(Figure record extracts)
# # #

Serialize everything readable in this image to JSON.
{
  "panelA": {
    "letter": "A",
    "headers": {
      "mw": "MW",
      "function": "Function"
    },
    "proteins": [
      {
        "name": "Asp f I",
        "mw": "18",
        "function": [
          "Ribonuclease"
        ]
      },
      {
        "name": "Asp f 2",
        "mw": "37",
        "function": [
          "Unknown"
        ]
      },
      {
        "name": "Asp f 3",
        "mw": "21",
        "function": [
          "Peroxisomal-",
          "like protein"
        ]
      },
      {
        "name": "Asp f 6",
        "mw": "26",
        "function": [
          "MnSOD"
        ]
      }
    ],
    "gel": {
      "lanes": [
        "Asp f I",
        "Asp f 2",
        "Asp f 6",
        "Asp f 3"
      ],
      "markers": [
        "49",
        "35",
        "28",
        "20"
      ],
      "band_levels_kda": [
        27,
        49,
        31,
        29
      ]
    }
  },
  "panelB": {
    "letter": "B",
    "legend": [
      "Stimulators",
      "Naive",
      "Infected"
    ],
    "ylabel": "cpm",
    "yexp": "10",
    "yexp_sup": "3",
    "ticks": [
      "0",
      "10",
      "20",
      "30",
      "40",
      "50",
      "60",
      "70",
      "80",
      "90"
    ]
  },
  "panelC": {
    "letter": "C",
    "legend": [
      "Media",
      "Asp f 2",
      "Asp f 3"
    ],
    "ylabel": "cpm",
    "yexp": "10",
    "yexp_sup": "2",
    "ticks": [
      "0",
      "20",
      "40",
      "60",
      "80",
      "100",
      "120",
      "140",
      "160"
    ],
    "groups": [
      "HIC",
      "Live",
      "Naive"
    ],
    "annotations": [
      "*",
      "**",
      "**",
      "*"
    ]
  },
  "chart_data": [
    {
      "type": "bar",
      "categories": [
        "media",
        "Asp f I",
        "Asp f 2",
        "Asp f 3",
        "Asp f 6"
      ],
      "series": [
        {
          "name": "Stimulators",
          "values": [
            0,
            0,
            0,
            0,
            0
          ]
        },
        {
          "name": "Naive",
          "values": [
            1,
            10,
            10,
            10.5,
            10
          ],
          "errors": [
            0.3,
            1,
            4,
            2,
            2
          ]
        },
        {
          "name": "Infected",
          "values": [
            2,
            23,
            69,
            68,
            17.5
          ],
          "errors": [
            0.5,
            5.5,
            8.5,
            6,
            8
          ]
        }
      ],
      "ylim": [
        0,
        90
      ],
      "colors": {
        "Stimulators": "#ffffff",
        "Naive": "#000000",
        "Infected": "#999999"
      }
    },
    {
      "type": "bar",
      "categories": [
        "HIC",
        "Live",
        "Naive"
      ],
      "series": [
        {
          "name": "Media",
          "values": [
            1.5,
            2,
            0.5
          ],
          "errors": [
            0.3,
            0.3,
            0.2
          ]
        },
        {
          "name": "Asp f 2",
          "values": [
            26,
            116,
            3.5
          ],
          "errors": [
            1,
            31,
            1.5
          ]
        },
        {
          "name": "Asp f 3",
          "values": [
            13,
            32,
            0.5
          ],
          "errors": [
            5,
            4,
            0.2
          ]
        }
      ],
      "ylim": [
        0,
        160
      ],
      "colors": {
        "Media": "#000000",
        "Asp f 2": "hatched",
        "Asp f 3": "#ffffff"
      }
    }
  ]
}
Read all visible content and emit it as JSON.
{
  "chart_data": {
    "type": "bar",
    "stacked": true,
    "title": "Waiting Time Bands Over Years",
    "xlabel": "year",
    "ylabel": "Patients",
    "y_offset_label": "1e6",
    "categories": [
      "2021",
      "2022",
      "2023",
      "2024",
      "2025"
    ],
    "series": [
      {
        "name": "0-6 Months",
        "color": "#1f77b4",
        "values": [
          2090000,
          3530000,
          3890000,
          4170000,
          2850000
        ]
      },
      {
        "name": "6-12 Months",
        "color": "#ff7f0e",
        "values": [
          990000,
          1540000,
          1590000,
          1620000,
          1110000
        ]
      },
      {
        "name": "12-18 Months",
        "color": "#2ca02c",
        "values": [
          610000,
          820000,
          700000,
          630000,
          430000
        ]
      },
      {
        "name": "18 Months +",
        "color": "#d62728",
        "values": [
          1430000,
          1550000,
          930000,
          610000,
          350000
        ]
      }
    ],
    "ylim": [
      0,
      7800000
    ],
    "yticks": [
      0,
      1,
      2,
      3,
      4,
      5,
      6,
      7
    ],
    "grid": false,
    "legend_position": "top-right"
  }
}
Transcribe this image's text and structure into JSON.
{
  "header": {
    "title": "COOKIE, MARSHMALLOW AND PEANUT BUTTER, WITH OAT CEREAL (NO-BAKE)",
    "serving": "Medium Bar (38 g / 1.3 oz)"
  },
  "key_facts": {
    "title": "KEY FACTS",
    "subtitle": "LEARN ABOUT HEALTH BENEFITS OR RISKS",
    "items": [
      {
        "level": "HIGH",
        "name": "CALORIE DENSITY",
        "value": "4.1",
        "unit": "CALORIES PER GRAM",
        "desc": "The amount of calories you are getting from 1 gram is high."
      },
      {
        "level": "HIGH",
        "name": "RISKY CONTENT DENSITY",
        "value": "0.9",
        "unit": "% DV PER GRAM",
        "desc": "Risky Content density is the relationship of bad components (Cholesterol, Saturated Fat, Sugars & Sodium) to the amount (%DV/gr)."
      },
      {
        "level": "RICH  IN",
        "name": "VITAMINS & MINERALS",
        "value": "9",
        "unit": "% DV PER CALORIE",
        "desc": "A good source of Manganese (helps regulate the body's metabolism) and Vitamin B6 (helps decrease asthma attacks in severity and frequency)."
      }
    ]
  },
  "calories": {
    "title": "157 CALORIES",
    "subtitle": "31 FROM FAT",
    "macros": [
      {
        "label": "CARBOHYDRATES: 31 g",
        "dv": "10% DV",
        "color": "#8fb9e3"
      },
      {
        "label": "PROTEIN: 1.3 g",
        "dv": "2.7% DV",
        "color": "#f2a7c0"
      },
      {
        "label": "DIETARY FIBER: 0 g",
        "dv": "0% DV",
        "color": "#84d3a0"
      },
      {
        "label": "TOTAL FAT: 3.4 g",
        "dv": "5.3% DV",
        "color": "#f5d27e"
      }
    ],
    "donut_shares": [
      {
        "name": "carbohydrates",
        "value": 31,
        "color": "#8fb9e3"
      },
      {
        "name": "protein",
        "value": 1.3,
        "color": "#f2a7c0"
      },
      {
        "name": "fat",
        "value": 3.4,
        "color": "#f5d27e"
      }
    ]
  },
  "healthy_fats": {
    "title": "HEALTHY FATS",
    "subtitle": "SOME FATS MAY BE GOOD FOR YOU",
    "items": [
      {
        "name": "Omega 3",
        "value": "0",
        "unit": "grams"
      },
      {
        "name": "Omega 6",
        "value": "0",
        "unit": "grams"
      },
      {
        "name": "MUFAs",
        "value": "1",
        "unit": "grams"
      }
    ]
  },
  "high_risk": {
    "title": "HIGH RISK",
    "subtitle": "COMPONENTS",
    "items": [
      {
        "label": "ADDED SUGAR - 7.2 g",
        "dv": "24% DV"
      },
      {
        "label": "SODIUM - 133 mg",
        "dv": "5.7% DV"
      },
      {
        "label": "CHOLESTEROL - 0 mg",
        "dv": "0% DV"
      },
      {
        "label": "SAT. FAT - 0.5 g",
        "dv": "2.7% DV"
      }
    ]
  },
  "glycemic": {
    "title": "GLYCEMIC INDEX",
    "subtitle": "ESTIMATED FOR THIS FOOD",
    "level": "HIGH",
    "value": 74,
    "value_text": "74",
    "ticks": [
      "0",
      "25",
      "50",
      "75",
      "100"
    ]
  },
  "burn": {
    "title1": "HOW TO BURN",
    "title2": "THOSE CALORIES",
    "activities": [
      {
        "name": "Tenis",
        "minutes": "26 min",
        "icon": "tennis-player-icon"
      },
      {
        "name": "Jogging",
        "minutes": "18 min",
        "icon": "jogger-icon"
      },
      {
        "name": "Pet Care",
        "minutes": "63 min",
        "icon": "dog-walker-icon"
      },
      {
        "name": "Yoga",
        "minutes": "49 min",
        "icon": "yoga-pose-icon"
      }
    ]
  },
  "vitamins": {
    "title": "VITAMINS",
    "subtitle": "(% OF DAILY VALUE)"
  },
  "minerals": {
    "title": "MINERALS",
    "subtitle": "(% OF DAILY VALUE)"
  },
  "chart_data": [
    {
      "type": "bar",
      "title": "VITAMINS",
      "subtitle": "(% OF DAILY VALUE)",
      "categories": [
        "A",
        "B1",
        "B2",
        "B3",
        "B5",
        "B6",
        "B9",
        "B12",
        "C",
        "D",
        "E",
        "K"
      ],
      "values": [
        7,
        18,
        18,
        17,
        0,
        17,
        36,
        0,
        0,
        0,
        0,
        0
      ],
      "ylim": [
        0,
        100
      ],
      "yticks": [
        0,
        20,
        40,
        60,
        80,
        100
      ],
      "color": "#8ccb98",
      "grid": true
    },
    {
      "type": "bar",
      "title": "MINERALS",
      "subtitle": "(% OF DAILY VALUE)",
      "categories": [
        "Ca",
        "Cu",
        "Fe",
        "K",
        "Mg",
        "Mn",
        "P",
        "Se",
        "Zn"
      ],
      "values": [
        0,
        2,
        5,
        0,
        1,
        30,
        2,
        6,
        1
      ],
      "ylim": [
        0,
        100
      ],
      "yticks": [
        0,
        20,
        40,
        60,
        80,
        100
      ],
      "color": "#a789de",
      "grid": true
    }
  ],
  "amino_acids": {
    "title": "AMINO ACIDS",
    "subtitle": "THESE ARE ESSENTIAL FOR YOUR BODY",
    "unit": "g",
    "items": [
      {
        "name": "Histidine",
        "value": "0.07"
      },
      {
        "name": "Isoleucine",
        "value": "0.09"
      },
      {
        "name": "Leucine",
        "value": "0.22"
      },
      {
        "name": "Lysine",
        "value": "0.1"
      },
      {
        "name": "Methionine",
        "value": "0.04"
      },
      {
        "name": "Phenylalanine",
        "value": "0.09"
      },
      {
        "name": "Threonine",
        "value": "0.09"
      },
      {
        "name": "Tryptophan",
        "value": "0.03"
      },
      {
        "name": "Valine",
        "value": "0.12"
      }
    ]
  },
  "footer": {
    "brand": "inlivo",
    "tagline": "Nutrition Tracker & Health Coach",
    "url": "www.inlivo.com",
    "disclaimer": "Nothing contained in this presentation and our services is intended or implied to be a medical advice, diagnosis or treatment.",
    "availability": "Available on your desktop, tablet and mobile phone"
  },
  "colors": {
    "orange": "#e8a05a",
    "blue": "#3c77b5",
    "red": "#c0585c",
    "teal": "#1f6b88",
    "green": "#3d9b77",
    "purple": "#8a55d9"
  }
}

# # #

◆ Problem ◆
Lines containing the string "JSON" are the ones to copy from the entries above.

◆ Result for this task ◆
Serialize everything readable in this image to JSON.
Read all visible content and emit it as JSON.
Transcribe this image's text and structure into JSON.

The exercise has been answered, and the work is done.